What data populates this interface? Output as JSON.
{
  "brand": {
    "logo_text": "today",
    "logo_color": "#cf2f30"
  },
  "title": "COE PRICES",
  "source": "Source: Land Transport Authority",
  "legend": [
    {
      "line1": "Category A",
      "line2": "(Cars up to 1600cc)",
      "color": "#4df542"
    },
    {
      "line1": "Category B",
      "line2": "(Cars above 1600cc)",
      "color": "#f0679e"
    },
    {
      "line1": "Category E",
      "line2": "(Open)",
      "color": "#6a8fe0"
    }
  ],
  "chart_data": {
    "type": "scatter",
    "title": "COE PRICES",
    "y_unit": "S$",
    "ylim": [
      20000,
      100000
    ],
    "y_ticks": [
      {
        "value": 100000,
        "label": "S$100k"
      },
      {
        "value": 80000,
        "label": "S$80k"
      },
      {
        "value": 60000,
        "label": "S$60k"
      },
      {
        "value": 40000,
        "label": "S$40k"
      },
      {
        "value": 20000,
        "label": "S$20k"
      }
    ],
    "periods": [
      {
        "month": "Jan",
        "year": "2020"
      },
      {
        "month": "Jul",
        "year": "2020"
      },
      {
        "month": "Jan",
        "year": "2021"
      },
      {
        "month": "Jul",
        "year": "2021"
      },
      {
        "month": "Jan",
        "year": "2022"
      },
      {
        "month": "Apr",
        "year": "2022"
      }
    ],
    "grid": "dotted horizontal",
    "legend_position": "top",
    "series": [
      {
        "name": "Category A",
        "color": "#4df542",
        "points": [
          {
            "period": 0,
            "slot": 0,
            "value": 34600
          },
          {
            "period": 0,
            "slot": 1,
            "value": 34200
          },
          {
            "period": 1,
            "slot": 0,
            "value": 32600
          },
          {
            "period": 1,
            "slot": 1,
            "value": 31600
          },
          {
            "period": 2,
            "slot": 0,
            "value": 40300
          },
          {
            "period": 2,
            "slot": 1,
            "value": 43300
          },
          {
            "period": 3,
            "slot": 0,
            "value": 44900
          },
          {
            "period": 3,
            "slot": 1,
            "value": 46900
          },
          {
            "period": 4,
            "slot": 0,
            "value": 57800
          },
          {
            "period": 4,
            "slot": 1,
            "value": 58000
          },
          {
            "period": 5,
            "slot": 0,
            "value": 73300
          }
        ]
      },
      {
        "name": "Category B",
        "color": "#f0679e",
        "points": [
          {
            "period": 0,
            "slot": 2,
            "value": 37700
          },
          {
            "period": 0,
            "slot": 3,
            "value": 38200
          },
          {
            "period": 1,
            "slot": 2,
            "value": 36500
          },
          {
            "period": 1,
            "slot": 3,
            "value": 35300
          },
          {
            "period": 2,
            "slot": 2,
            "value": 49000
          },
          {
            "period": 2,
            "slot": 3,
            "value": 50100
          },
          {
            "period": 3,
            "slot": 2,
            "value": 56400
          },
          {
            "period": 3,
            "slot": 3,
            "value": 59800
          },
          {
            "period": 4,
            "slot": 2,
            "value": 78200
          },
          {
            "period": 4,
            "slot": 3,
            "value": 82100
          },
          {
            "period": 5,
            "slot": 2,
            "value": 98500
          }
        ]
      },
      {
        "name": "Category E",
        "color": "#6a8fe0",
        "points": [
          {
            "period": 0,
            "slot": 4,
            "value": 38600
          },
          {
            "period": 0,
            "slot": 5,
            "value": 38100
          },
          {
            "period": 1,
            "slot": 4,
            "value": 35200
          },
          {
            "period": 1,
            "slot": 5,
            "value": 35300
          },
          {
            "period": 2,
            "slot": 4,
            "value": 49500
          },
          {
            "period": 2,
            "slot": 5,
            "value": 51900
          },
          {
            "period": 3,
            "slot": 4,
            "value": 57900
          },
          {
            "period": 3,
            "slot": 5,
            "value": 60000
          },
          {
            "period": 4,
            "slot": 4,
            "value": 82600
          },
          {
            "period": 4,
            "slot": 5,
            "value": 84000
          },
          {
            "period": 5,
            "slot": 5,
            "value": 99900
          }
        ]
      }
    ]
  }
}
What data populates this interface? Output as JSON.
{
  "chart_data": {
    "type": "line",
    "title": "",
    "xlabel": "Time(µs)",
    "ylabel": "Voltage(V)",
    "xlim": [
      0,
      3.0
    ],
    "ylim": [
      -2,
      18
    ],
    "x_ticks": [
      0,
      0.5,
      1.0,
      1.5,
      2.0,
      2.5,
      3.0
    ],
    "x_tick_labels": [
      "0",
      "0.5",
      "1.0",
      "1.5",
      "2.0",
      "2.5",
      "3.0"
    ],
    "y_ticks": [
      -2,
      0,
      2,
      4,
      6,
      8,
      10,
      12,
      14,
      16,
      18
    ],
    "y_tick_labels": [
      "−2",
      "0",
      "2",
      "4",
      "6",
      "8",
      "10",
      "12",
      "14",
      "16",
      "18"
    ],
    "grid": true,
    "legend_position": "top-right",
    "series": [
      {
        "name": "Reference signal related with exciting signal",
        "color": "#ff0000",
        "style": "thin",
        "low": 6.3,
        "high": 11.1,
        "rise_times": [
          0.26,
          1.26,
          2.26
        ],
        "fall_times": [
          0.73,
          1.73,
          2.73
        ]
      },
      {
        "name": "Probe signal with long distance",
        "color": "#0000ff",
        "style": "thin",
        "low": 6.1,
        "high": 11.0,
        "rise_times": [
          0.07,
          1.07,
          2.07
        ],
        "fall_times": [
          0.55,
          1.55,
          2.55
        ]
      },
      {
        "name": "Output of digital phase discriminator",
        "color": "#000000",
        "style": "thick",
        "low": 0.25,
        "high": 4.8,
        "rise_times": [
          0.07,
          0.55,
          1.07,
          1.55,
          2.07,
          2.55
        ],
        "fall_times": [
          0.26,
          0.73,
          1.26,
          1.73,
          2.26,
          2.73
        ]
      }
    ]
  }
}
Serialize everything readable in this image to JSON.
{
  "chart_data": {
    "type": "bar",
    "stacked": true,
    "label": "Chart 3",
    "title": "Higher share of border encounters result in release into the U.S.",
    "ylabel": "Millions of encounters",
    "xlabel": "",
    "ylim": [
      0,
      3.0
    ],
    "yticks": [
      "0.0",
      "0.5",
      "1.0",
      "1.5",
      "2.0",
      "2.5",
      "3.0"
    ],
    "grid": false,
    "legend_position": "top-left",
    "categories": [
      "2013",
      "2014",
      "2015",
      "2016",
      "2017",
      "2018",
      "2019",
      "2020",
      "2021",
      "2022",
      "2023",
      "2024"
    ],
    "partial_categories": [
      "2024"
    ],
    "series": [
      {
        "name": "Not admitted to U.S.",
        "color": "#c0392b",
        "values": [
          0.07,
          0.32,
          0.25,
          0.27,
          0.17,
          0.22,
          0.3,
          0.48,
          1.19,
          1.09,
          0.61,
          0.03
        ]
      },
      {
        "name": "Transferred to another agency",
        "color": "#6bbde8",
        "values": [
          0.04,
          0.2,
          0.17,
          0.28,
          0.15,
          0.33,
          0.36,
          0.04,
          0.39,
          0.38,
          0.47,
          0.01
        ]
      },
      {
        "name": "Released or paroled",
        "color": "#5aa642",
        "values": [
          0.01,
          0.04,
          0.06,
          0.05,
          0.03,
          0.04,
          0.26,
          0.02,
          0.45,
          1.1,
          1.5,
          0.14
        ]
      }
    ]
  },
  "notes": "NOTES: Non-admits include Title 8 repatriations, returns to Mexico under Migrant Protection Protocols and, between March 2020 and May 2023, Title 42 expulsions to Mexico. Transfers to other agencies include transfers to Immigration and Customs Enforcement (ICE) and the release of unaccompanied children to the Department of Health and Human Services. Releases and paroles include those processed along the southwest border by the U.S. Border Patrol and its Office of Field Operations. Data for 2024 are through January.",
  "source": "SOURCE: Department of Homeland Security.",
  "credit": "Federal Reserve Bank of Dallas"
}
_ _ _ _ _
● **Written exercise**: Reproduce the listing above word for word.

● **Output for this task**:
What data populates this interface? Output as JSON.
{
  "brand": {
    "logo_text": "today",
    "logo_color": "#cf2f30"
  },
  "title": "COE PRICES",
  "source": "Source: Land Transport Authority",
  "legend": [
    {
      "line1": "Category A",
      "line2": "(Cars up to 1600cc)",
      "color": "#4df542"
    },
    {
      "line1": "Category B",
      "line2": "(Cars above 1600cc)",
      "color": "#f0679e"
    },
    {
      "line1": "Category E",
      "line2": "(Open)",
      "color": "#6a8fe0"
    }
  ],
  "chart_data": {
    "type": "scatter",
    "title": "COE PRICES",
    "y_unit": "S$",
    "ylim": [
      20000,
      100000
    ],
    "y_ticks": [
      {
        "value": 100000,
        "label": "S$100k"
      },
      {
        "value": 80000,
        "label": "S$80k"
      },
      {
        "value": 60000,
        "label": "S$60k"
      },
      {
        "value": 40000,
        "label": "S$40k"
      },
      {
        "value": 20000,
        "label": "S$20k"
      }
    ],
    "periods": [
      {
        "month": "Jan",
        "year": "2020"
      },
      {
        "month": "Jul",
        "year": "2020"
      },
      {
        "month": "Jan",
        "year": "2021"
      },
      {
        "month": "Jul",
        "year": "2021"
      },
      {
        "month": "Jan",
        "year": "2022"
      },
      {
        "month": "Apr",
        "year": "2022"
      }
    ],
    "grid": "dotted horizontal",
    "legend_position": "top",
    "series": [
      {
        "name": "Category A",
        "color": "#4df542",
        "points": [
          {
            "period": 0,
            "slot": 0,
            "value": 34600
          },
          {
            "period": 0,
            "slot": 1,
            "value": 34200
          },
          {
            "period": 1,
            "slot": 0,
            "value": 32600
          },
          {
            "period": 1,
            "slot": 1,
            "value": 31600
          },
          {
            "period": 2,
            "slot": 0,
            "value": 40300
          },
          {
            "period": 2,
            "slot": 1,
            "value": 43300
          },
          {
            "period": 3,
            "slot": 0,
            "value": 44900
          },
          {
            "period": 3,
            "slot": 1,
            "value": 46900
          },
          {
            "period": 4,
            "slot": 0,
            "value": 57800
          },
          {
            "period": 4,
            "slot": 1,
            "value": 58000
          },
          {
            "period": 5,
            "slot": 0,
            "value": 73300
          }
        ]
      },
      {
        "name": "Category B",
        "color": "#f0679e",
        "points": [
          {
            "period": 0,
            "slot": 2,
            "value": 37700
          },
          {
            "period": 0,
            "slot": 3,
            "value": 38200
          },
          {
            "period": 1,
            "slot": 2,
            "value": 36500
          },
          {
            "period": 1,
            "slot": 3,
            "value": 35300
          },
          {
            "period": 2,
            "slot": 2,
            "value": 49000
          },
          {
            "period": 2,
            "slot": 3,
            "value": 50100
          },
          {
            "period": 3,
            "slot": 2,
            "value": 56400
          },
          {
            "period": 3,
            "slot": 3,
            "value": 59800
          },
          {
            "period": 4,
            "slot": 2,
            "value": 78200
          },
          {
            "period": 4,
            "slot": 3,
            "value": 82100
          },
          {
            "period": 5,
            "slot": 2,
            "value": 98500
          }
        ]
      },
      {
        "name": "Category E",
        "color": "#6a8fe0",
        "points": [
          {
            "period": 0,
            "slot": 4,
            "value": 38600
          },
          {
            "period": 0,
            "slot": 5,
            "value": 38100
          },
          {
            "period": 1,
            "slot": 4,
            "value": 35200
          },
          {
            "period": 1,
            "slot": 5,
            "value": 35300
          },
          {
            "period": 2,
            "slot": 4,
            "value": 49500
          },
          {
            "period": 2,
            "slot": 5,
            "value": 51900
          },
          {
            "period": 3,
            "slot": 4,
            "value": 57900
          },
          {
            "period": 3,
            "slot": 5,
            "value": 60000
          },
          {
            "period": 4,
            "slot": 4,
            "value": 82600
          },
          {
            "period": 4,
            "slot": 5,
            "value": 84000
          },
          {
            "period": 5,
            "slot": 5,
            "value": 99900
          }
        ]
      }
    ]
  }
}
What data populates this interface? Output as JSON.
{
  "chart_data": {
    "type": "line",
    "title": "",
    "xlabel": "Time(µs)",
    "ylabel": "Voltage(V)",
    "xlim": [
      0,
      3.0
    ],
    "ylim": [
      -2,
      18
    ],
    "x_ticks": [
      0,
      0.5,
      1.0,
      1.5,
      2.0,
      2.5,
      3.0
    ],
    "x_tick_labels": [
      "0",
      "0.5",
      "1.0",
      "1.5",
      "2.0",
      "2.5",
      "3.0"
    ],
    "y_ticks": [
      -2,
      0,
      2,
      4,
      6,
      8,
      10,
      12,
      14,
      16,
      18
    ],
    "y_tick_labels": [
      "−2",
      "0",
      "2",
      "4",
      "6",
      "8",
      "10",
      "12",
      "14",
      "16",
      "18"
    ],
    "grid": true,
    "legend_position": "top-right",
    "series": [
      {
        "name": "Reference signal related with exciting signal",
        "color": "#ff0000",
        "style": "thin",
        "low": 6.3,
        "high": 11.1,
        "rise_times": [
          0.26,
          1.26,
          2.26
        ],
        "fall_times": [
          0.73,
          1.73,
          2.73
        ]
      },
      {
        "name": "Probe signal with long distance",
        "color": "#0000ff",
        "style": "thin",
        "low": 6.1,
        "high": 11.0,
        "rise_times": [
          0.07,
          1.07,
          2.07
        ],
        "fall_times": [
          0.55,
          1.55,
          2.55
        ]
      },
      {
        "name": "Output of digital phase discriminator",
        "color": "#000000",
        "style": "thick",
        "low": 0.25,
        "high": 4.8,
        "rise_times": [
          0.07,
          0.55,
          1.07,
          1.55,
          2.07,
          2.55
        ],
        "fall_times": [
          0.26,
          0.73,
          1.26,
          1.73,
          2.26,
          2.73
        ]
      }
    ]
  }
}
Serialize everything readable in this image to JSON.
{
  "chart_data": {
    "type": "bar",
    "stacked": true,
    "label": "Chart 3",
    "title": "Higher share of border encounters result in release into the U.S.",
    "ylabel": "Millions of encounters",
    "xlabel": "",
    "ylim": [
      0,
      3.0
    ],
    "yticks": [
      "0.0",
      "0.5",
      "1.0",
      "1.5",
      "2.0",
      "2.5",
      "3.0"
    ],
    "grid": false,
    "legend_position": "top-left",
    "categories": [
      "2013",
      "2014",
      "2015",
      "2016",
      "2017",
      "2018",
      "2019",
      "2020",
      "2021",
      "2022",
      "2023",
      "2024"
    ],
    "partial_categories": [
      "2024"
    ],
    "series": [
      {
        "name": "Not admitted to U.S.",
        "color": "#c0392b",
        "values": [
          0.07,
          0.32,
          0.25,
          0.27,
          0.17,
          0.22,
          0.3,
          0.48,
          1.19,
          1.09,
          0.61,
          0.03
        ]
      },
      {
        "name": "Transferred to another agency",
        "color": "#6bbde8",
        "values": [
          0.04,
          0.2,
          0.17,
          0.28,
          0.15,
          0.33,
          0.36,
          0.04,
          0.39,
          0.38,
          0.47,
          0.01
        ]
      },
      {
        "name": "Released or paroled",
        "color": "#5aa642",
        "values": [
          0.01,
          0.04,
          0.06,
          0.05,
          0.03,
          0.04,
          0.26,
          0.02,
          0.45,
          1.1,
          1.5,
          0.14
        ]
      }
    ]
  },
  "notes": "NOTES: Non-admits include Title 8 repatriations, returns to Mexico under Migrant Protection Protocols and, between March 2020 and May 2023, Title 42 expulsions to Mexico. Transfers to other agencies include transfers to Immigration and Customs Enforcement (ICE) and the release of unaccompanied children to the Department of Health and Human Services. Releases and paroles include those processed along the southwest border by the U.S. Border Patrol and its Office of Field Operations. Data for 2024 are through January.",
  "source": "SOURCE: Department of Homeland Security.",
  "credit": "Federal Reserve Bank of Dallas"
}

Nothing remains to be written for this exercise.